## Records to use
((

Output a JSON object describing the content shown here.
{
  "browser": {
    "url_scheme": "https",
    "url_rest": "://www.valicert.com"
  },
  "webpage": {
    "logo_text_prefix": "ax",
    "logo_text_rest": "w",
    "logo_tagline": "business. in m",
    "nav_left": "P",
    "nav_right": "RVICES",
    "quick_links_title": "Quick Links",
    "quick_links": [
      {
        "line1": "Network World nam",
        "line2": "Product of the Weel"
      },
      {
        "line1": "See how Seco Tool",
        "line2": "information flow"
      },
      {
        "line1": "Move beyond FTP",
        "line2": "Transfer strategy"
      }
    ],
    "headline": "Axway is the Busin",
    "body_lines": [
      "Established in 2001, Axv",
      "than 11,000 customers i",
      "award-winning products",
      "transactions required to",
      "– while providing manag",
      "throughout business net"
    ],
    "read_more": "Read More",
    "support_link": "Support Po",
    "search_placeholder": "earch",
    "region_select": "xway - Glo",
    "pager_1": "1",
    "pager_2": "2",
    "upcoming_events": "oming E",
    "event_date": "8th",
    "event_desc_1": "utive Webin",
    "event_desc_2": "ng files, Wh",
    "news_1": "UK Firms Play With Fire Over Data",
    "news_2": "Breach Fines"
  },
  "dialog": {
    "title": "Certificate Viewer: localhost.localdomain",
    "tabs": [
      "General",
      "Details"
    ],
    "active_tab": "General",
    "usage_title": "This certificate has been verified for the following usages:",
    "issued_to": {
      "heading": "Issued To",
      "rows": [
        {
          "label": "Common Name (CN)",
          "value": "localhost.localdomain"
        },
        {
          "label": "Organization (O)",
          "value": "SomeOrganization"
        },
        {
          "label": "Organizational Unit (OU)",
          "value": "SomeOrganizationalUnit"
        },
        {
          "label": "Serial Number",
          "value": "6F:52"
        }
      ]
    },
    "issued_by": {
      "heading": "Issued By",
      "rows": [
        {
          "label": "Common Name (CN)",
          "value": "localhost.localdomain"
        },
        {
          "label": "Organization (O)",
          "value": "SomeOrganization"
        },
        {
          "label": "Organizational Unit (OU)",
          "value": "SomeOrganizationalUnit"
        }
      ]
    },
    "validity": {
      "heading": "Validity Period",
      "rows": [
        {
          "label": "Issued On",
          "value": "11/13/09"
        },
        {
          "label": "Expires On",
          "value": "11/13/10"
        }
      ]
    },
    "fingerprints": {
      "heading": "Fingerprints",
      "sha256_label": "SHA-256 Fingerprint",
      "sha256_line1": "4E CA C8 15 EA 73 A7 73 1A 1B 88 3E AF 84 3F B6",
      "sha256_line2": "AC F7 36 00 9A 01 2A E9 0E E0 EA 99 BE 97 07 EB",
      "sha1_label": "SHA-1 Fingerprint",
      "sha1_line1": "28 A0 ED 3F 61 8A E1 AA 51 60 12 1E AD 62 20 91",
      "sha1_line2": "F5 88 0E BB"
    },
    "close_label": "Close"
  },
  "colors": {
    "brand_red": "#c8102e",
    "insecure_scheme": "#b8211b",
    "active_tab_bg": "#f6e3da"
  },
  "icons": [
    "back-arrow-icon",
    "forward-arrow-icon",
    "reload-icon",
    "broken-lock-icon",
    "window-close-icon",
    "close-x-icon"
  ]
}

))

## Problem requirements
All the data must be duplicated exactly, with nothing added or removed.

## Answer
Output a JSON object describing the content shown here.
{
  "browser": {
    "url_scheme": "https",
    "url_rest": "://www.valicert.com"
  },
  "webpage": {
    "logo_text_prefix": "ax",
    "logo_text_rest": "w",
    "logo_tagline": "business. in m",
    "nav_left": "P",
    "nav_right": "RVICES",
    "quick_links_title": "Quick Links",
    "quick_links": [
      {
        "line1": "Network World nam",
        "line2": "Product of the Weel"
      },
      {
        "line1": "See how Seco Tool",
        "line2": "information flow"
      },
      {
        "line1": "Move beyond FTP",
        "line2": "Transfer strategy"
      }
    ],
    "headline": "Axway is the Busin",
    "body_lines": [
      "Established in 2001, Axv",
      "than 11,000 customers i",
      "award-winning products",
      "transactions required to",
      "– while providing manag",
      "throughout business net"
    ],
    "read_more": "Read More",
    "support_link": "Support Po",
    "search_placeholder": "earch",
    "region_select": "xway - Glo",
    "pager_1": "1",
    "pager_2": "2",
    "upcoming_events": "oming E",
    "event_date": "8th",
    "event_desc_1": "utive Webin",
    "event_desc_2": "ng files, Wh",
    "news_1": "UK Firms Play With Fire Over Data",
    "news_2": "Breach Fines"
  },
  "dialog": {
    "title": "Certificate Viewer: localhost.localdomain",
    "tabs": [
      "General",
      "Details"
    ],
    "active_tab": "General",
    "usage_title": "This certificate has been verified for the following usages:",
    "issued_to": {
      "heading": "Issued To",
      "rows": [
        {
          "label": "Common Name (CN)",
          "value": "localhost.localdomain"
        },
        {
          "label": "Organization (O)",
          "value": "SomeOrganization"
        },
        {
          "label": "Organizational Unit (OU)",
          "value": "SomeOrganizationalUnit"
        },
        {
          "label": "Serial Number",
          "value": "6F:52"
        }
      ]
    },
    "issued_by": {
      "heading": "Issued By",
      "rows": [
        {
          "label": "Common Name (CN)",
          "value": "localhost.localdomain"
        },
        {
          "label": "Organization (O)",
          "value": "SomeOrganization"
        },
        {
          "label": "Organizational Unit (OU)",
          "value": "SomeOrganizationalUnit"
        }
      ]
    },
    "validity": {
      "heading": "Validity Period",
      "rows": [
        {
          "label": "Issued On",
          "value": "11/13/09"
        },
        {
          "label": "Expires On",
          "value": "11/13/10"
        }
      ]
    },
    "fingerprints": {
      "heading": "Fingerprints",
      "sha256_label": "SHA-256 Fingerprint",
      "sha256_line1": "4E CA C8 15 EA 73 A7 73 1A 1B 88 3E AF 84 3F B6",
      "sha256_line2": "AC F7 36 00 9A 01 2A E9 0E E0 EA 99 BE 97 07 EB",
      "sha1_label": "SHA-1 Fingerprint",
      "sha1_line1": "28 A0 ED 3F 61 8A E1 AA 51 60 12 1E AD 62 20 91",
      "sha1_line2": "F5 88 0E BB"
    },
    "close_label": "Close"
  },
  "colors": {
    "brand_red": "#c8102e",
    "insecure_scheme": "#b8211b",
    "active_tab_bg": "#f6e3da"
  },
  "icons": [
    "back-arrow-icon",
    "forward-arrow-icon",
    "reload-icon",
    "broken-lock-icon",
    "window-close-icon",
    "close-x-icon"
  ]
}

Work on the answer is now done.